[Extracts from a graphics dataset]
+===+
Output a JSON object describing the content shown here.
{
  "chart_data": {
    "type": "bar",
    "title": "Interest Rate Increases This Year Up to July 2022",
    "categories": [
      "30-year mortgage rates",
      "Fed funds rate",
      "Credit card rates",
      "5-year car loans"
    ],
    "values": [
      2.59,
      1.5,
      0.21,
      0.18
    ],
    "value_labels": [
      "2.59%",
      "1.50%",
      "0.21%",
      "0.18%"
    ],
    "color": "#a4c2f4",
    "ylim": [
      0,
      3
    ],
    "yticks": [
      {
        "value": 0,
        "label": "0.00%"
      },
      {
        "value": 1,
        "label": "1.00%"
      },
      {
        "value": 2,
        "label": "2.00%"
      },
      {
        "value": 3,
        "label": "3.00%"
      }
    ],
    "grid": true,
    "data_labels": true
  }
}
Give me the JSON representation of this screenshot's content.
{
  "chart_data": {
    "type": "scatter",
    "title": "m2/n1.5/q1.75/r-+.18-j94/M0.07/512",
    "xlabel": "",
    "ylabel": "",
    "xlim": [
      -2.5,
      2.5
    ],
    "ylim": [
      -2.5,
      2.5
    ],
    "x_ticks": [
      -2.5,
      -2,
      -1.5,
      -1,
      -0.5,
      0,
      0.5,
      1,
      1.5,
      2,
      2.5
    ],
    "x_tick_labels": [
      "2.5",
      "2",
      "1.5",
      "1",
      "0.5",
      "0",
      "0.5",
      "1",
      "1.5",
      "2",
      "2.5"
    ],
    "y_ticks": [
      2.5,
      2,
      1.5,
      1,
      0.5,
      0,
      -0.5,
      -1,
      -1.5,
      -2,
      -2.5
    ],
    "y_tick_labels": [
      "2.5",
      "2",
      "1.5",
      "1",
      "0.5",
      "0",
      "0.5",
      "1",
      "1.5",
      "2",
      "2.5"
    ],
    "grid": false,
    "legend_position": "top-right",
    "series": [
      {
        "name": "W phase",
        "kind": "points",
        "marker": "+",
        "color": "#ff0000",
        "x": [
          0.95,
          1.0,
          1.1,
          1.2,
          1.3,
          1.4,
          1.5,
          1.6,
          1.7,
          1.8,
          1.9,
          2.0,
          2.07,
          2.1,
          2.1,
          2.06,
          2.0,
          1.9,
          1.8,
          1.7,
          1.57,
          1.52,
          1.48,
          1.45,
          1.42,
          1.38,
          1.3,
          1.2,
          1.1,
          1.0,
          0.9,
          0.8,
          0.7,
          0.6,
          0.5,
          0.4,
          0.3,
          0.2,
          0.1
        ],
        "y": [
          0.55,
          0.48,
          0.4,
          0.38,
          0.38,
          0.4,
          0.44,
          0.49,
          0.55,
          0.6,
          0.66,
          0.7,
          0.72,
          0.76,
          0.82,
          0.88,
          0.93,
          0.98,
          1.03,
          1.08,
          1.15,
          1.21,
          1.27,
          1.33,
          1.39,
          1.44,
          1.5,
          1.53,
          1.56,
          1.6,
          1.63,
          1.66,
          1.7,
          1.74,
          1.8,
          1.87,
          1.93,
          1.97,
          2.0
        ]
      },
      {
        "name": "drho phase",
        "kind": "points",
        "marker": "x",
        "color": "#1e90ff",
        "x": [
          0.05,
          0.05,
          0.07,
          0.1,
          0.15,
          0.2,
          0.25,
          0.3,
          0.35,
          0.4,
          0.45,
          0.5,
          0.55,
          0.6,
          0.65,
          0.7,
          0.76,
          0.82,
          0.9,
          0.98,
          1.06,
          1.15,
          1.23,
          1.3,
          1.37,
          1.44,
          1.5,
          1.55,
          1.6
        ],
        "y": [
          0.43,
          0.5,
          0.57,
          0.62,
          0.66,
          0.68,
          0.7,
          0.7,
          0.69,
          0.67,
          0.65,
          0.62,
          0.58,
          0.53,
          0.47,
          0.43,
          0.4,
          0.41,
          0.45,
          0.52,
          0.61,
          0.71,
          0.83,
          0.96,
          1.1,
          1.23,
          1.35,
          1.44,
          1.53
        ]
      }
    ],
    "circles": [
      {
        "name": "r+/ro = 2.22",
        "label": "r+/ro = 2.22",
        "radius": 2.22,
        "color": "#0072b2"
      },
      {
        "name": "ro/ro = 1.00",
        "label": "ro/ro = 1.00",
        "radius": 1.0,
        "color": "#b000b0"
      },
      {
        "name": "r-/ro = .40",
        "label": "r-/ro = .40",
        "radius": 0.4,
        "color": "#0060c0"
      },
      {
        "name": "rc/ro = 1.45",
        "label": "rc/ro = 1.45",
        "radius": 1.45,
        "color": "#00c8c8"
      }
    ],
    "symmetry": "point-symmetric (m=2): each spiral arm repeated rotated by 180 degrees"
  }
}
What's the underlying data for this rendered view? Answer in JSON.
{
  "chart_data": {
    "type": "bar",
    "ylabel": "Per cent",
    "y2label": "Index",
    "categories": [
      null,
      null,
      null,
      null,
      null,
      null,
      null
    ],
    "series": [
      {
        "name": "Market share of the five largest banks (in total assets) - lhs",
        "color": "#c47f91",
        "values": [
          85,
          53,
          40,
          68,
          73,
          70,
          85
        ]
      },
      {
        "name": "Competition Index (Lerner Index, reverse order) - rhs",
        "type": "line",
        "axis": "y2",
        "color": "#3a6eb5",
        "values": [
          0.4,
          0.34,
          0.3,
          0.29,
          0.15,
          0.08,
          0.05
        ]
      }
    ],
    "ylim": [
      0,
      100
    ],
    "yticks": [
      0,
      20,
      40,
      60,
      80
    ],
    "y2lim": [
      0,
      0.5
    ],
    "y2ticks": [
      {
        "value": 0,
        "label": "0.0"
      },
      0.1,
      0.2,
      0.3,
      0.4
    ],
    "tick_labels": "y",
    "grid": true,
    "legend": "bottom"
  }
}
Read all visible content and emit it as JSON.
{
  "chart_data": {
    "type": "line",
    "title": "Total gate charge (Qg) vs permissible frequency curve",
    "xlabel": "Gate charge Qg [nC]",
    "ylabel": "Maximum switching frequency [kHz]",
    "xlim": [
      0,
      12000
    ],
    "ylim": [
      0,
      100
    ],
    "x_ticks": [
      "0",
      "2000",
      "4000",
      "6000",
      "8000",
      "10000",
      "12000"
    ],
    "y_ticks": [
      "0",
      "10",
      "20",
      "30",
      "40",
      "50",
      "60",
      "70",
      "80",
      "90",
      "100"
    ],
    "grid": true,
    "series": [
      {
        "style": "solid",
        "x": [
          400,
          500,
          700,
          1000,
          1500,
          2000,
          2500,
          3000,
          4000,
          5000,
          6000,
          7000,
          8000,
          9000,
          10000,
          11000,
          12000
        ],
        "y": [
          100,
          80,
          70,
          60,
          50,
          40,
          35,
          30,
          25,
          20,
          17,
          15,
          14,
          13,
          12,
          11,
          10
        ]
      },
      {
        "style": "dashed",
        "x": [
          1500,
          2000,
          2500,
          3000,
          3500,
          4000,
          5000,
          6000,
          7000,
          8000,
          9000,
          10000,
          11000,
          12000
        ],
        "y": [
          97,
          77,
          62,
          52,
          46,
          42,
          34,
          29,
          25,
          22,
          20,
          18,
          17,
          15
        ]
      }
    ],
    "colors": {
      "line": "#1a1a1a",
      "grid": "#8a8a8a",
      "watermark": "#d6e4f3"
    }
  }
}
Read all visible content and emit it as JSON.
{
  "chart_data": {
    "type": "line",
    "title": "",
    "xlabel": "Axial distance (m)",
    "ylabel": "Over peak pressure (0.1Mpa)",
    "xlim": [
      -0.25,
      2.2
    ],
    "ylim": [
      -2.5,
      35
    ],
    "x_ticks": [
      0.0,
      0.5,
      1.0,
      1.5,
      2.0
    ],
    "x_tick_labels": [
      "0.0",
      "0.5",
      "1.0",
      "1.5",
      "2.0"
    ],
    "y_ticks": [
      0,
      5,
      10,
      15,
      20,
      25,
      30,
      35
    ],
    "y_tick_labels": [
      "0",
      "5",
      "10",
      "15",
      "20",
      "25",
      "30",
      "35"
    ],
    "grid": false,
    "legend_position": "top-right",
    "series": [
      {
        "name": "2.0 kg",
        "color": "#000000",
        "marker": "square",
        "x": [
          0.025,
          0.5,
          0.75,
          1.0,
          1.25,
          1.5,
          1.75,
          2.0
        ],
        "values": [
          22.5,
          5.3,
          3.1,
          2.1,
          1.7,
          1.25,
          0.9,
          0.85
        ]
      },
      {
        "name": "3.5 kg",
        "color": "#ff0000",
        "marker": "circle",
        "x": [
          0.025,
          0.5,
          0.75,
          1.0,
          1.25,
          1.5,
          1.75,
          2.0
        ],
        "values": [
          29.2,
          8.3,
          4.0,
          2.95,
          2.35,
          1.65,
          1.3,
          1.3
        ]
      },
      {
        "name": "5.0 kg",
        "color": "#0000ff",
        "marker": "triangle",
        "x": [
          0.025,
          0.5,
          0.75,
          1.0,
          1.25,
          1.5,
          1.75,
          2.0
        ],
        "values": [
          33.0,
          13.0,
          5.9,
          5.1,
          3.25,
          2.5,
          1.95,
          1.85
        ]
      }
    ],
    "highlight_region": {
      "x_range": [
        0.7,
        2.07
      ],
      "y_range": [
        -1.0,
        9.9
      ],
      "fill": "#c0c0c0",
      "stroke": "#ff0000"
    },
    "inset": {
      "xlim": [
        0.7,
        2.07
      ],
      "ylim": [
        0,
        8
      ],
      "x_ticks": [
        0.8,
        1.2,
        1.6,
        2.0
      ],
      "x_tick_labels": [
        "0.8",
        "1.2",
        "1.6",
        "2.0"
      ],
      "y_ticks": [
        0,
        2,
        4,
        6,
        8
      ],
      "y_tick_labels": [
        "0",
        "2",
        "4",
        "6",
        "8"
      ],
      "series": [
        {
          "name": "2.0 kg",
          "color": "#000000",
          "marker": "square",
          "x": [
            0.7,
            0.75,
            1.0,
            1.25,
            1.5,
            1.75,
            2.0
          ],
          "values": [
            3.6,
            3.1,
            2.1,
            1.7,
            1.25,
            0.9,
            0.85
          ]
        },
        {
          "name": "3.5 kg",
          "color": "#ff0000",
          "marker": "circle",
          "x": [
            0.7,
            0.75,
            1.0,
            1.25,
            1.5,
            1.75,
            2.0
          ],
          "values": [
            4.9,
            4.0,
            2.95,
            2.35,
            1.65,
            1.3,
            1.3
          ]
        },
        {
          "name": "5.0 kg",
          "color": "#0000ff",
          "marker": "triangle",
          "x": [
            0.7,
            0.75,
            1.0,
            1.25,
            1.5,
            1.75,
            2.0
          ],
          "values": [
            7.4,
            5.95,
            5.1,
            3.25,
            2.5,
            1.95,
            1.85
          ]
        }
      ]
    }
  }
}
+===+
TASK INSTRUCTIONS: Only lines that contain the word "marker" are wanted; copy each of them.

ANSWER:
        "marker": "+",
        "marker": "x",
        "marker": "square",
        "marker": "circle",
        "marker": "triangle",
          "marker": "square",
          "marker": "circle",
          "marker": "triangle",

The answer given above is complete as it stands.